• [TASK DATA]:
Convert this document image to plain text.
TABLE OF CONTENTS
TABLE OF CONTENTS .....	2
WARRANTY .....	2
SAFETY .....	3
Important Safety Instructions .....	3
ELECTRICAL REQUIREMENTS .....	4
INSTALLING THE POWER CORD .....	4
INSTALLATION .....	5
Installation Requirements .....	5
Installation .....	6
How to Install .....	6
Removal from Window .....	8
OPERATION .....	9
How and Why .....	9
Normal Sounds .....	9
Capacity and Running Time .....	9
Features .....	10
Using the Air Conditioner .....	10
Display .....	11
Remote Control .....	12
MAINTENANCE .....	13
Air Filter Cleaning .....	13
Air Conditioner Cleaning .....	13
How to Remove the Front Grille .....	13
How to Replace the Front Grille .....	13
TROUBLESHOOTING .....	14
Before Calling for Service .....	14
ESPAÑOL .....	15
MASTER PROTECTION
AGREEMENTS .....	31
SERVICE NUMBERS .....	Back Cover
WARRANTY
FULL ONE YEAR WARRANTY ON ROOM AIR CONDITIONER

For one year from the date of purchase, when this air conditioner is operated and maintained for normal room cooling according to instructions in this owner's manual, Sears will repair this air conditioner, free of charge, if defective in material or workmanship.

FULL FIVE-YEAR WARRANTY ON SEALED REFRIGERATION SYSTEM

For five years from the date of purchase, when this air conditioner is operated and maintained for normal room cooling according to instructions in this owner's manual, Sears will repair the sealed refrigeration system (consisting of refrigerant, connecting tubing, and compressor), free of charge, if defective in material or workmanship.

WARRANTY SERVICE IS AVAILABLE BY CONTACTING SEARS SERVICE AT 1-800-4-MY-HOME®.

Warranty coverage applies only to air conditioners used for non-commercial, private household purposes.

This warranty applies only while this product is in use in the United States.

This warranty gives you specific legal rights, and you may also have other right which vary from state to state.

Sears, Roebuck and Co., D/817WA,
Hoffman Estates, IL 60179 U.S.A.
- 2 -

• [TASK]:
Look through the listing and extract every line with "FULL" in it.

• [EXPECTED OUTPUT]:
FULL ONE YEAR WARRANTY ON ROOM AIR CONDITIONER
FULL FIVE-YEAR WARRANTY ON SEALED REFRIGERATION SYSTEM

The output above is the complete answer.